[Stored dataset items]
______________________________
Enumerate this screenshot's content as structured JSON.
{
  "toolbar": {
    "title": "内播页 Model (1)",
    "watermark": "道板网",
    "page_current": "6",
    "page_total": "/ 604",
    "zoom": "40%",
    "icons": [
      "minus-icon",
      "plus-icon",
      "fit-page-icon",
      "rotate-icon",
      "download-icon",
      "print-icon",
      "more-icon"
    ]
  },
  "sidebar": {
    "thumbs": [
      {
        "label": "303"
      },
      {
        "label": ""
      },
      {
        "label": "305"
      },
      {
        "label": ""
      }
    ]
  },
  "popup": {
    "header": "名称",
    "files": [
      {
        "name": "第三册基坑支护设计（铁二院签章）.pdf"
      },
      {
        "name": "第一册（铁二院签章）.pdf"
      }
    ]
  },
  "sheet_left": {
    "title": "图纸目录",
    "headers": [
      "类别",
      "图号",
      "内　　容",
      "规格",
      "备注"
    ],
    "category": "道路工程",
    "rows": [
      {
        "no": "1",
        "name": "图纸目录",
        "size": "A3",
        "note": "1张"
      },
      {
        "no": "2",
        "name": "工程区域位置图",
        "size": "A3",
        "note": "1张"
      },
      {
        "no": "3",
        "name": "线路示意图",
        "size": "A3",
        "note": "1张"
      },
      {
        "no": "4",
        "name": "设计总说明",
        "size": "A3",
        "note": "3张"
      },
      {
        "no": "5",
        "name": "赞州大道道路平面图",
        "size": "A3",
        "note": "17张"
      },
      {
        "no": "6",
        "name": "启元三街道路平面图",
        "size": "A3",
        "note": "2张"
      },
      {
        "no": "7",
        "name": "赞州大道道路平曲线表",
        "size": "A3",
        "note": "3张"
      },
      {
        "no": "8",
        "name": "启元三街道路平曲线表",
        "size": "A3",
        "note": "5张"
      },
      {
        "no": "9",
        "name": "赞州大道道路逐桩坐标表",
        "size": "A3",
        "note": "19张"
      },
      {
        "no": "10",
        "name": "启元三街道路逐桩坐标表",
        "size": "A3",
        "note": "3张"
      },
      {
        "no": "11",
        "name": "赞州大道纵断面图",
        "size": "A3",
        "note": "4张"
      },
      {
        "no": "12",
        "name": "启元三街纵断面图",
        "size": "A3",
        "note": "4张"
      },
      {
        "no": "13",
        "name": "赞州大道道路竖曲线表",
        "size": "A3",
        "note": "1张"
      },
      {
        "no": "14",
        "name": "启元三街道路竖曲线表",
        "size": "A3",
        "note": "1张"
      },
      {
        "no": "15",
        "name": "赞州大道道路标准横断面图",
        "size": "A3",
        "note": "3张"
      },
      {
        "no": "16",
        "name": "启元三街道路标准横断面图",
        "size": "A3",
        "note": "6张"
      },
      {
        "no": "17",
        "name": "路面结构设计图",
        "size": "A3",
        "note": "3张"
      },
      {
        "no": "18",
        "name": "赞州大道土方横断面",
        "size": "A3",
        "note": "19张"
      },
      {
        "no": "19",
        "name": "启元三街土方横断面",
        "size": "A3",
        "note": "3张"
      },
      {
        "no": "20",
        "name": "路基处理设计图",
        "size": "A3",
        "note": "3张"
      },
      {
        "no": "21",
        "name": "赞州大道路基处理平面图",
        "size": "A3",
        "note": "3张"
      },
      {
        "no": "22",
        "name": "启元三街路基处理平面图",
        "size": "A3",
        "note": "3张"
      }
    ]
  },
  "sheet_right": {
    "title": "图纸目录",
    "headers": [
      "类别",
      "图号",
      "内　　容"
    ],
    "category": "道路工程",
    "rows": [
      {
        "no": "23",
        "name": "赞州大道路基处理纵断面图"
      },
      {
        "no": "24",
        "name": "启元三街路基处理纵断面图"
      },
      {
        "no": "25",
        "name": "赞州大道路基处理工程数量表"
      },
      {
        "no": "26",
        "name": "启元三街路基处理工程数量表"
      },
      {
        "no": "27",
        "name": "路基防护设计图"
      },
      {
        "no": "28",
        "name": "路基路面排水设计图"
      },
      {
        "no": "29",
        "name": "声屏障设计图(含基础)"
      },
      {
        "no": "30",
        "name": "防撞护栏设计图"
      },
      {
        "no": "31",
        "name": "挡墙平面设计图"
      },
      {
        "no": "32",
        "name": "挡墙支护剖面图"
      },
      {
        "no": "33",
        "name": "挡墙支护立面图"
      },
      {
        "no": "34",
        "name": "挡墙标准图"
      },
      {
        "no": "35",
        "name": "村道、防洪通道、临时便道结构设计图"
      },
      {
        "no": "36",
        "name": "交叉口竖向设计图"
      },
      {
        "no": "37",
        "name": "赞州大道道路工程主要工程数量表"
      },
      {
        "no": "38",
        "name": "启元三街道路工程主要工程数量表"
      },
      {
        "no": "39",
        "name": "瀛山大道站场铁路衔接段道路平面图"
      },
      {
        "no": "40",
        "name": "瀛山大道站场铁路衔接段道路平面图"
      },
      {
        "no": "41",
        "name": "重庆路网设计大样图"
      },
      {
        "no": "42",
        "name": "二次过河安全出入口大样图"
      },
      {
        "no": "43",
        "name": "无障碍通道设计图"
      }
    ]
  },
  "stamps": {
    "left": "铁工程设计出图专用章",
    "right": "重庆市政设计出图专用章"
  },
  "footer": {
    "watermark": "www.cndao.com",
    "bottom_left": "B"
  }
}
______________________________
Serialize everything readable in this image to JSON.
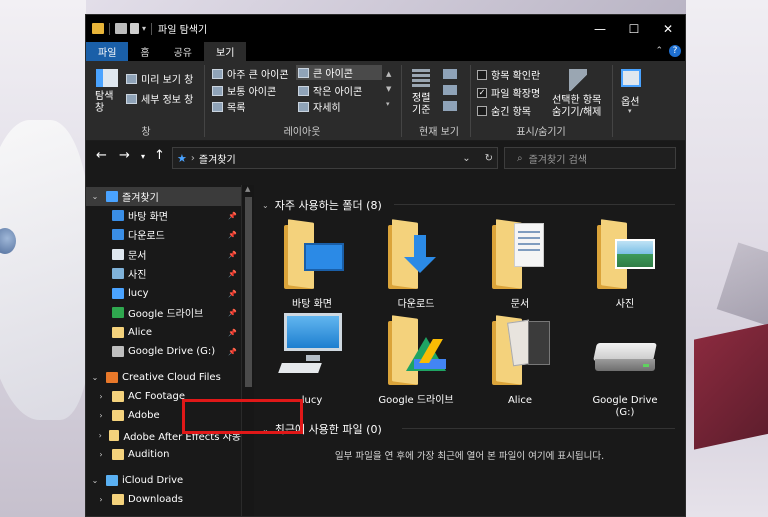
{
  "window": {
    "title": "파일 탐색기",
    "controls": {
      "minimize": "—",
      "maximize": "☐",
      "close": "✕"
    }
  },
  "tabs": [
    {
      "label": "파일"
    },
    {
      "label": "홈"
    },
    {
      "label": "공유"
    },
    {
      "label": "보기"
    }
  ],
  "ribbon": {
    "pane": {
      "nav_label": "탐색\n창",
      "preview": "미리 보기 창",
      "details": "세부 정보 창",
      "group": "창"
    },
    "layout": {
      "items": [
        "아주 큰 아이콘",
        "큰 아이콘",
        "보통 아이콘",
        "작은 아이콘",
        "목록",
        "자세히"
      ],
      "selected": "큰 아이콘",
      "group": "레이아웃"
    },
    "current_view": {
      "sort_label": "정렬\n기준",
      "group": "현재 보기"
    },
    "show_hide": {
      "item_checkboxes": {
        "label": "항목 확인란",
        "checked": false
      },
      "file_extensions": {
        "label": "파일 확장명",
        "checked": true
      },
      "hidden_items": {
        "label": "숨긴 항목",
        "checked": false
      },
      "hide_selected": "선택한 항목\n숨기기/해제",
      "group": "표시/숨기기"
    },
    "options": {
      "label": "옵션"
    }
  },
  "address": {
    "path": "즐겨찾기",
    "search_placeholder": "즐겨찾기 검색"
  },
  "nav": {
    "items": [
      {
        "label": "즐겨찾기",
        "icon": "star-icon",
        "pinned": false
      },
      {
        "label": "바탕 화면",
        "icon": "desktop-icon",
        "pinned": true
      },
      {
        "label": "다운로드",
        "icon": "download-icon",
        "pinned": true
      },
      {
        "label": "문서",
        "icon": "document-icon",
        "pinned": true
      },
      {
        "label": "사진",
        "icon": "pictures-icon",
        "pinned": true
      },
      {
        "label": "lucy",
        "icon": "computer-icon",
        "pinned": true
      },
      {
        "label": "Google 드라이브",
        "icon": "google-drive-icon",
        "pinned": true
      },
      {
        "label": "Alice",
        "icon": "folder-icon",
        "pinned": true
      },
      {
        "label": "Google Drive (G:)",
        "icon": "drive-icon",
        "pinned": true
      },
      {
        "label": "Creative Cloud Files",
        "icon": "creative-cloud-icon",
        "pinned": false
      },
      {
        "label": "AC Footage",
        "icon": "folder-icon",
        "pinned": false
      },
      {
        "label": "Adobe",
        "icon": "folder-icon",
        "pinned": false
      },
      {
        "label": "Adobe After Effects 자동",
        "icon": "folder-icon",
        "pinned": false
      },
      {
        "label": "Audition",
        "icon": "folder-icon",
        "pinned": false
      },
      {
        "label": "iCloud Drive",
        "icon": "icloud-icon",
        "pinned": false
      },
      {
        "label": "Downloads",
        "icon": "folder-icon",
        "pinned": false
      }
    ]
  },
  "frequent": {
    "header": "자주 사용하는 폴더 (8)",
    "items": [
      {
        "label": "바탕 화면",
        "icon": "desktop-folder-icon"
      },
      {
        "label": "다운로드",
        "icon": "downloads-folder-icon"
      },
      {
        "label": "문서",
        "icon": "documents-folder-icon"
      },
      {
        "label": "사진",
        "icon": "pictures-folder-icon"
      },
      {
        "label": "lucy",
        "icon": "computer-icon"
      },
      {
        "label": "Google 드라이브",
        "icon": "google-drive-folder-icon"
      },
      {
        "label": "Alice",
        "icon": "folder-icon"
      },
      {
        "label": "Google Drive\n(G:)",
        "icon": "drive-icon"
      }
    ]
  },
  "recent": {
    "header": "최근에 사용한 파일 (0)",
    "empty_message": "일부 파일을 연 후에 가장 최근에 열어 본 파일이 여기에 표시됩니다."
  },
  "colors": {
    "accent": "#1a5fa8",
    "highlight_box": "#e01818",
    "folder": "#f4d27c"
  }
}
______________________________
• Work required: Within the entries above, report how many lines include "铁二院签章", and keep the answer to the number.

• The output: 2